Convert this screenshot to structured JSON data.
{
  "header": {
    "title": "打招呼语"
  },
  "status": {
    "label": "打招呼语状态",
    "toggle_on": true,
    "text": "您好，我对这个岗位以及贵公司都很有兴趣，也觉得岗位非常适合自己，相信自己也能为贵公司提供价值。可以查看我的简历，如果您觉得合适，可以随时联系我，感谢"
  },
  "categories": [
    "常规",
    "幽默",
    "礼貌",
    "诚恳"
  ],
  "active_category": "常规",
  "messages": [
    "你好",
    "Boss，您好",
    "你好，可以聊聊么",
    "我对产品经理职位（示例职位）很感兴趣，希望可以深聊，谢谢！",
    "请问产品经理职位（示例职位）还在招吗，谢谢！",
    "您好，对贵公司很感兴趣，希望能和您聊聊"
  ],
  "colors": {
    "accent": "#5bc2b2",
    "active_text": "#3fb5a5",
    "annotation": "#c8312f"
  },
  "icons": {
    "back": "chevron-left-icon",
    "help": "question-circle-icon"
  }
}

---

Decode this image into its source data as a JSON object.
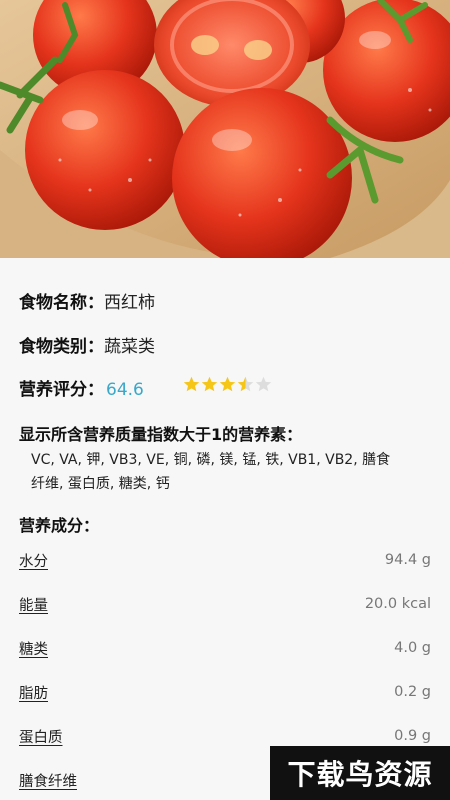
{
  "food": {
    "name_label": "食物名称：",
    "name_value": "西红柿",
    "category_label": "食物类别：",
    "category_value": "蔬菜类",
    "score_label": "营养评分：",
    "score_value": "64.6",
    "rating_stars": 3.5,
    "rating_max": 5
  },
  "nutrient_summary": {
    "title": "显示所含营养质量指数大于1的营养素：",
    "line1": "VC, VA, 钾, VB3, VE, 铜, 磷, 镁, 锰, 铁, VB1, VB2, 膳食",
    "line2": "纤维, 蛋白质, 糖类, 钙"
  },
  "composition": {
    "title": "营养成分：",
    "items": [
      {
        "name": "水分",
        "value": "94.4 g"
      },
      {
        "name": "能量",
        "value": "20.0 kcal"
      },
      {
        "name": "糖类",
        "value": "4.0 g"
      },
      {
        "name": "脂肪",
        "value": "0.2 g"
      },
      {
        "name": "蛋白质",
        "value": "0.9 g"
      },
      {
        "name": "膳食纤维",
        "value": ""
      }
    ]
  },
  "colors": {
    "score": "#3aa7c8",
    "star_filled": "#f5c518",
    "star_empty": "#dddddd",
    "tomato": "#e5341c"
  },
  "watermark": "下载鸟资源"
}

* * *

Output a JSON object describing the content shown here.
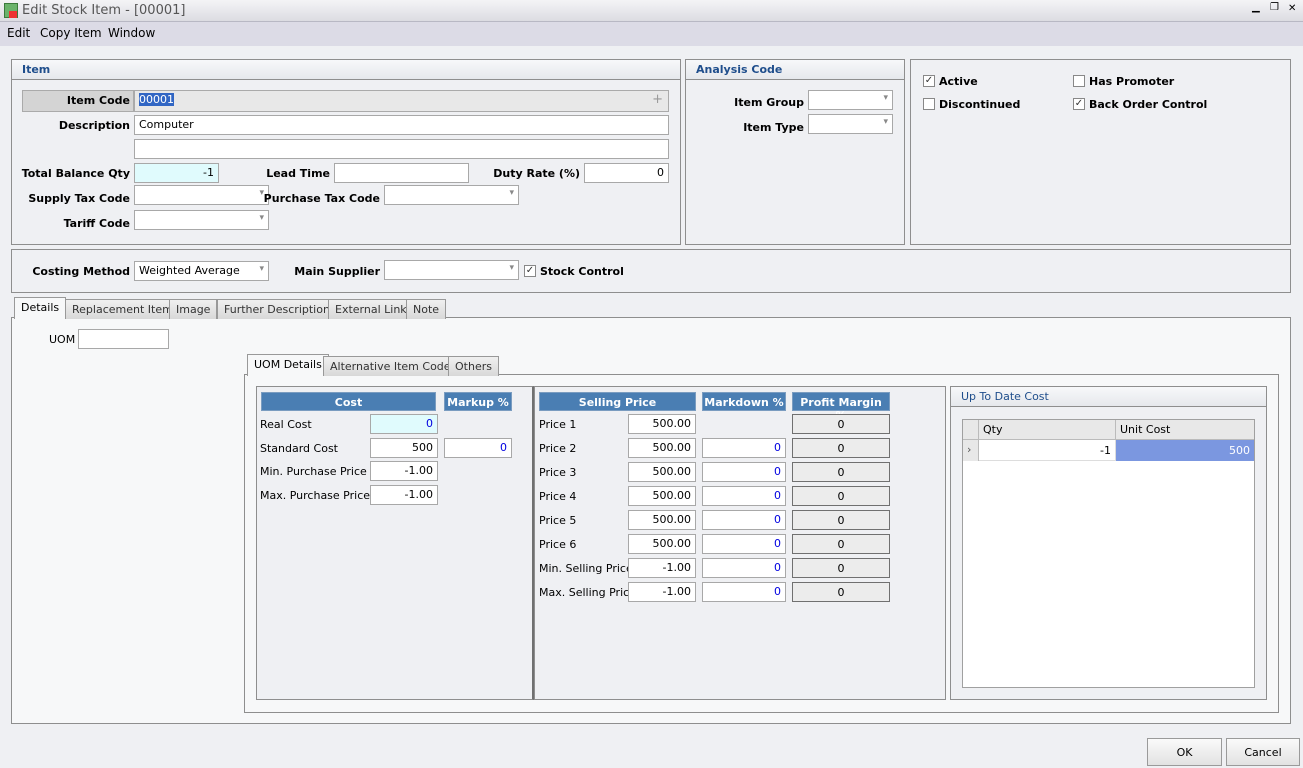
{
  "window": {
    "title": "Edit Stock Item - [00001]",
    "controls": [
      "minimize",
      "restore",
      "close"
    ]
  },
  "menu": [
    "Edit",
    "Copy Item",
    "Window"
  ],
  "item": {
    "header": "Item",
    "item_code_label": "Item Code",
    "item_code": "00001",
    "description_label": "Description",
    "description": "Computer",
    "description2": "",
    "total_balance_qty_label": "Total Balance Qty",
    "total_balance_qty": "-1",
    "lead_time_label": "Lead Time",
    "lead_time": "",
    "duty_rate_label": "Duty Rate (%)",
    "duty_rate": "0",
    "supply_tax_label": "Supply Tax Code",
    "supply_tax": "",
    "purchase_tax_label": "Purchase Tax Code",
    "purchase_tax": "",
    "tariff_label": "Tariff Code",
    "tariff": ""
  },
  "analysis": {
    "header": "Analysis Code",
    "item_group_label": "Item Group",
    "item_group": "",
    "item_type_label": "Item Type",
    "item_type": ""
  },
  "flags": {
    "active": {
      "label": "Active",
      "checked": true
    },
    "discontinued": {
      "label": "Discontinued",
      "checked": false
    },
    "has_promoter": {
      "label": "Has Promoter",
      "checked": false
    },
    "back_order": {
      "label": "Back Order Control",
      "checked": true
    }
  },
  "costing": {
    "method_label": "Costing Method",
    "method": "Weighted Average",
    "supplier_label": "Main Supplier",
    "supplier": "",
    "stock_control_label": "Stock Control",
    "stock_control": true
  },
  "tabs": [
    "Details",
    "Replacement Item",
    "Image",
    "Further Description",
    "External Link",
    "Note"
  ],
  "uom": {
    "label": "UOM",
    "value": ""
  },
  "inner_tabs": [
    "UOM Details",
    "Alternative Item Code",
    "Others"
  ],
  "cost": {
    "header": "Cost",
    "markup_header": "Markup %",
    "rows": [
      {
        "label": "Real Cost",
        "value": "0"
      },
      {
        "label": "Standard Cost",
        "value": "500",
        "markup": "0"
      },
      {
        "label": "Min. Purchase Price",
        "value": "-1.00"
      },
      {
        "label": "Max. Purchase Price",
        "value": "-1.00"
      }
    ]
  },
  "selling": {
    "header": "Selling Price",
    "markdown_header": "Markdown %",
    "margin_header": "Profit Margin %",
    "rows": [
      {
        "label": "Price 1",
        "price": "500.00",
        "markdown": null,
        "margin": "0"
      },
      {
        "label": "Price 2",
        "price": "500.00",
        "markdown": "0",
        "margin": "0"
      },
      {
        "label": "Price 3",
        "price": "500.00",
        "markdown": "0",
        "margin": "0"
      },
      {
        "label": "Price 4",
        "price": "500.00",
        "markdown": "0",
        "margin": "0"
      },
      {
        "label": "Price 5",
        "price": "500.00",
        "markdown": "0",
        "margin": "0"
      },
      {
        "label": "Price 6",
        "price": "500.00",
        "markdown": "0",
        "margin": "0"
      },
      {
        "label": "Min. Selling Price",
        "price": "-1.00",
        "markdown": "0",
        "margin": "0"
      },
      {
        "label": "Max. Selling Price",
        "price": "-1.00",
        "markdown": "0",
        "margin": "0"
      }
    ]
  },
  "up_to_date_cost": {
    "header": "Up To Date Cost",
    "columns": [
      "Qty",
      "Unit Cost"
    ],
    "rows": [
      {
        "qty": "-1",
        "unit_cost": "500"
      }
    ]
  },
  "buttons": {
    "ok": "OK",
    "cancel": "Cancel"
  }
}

**PROBLEM DESCRIPTION:**
Copy out each line of the listing that holds "object".

**TASK ANSWER:**
Decode this image into its source data as a JSON object.
Output a JSON object describing the content shown here.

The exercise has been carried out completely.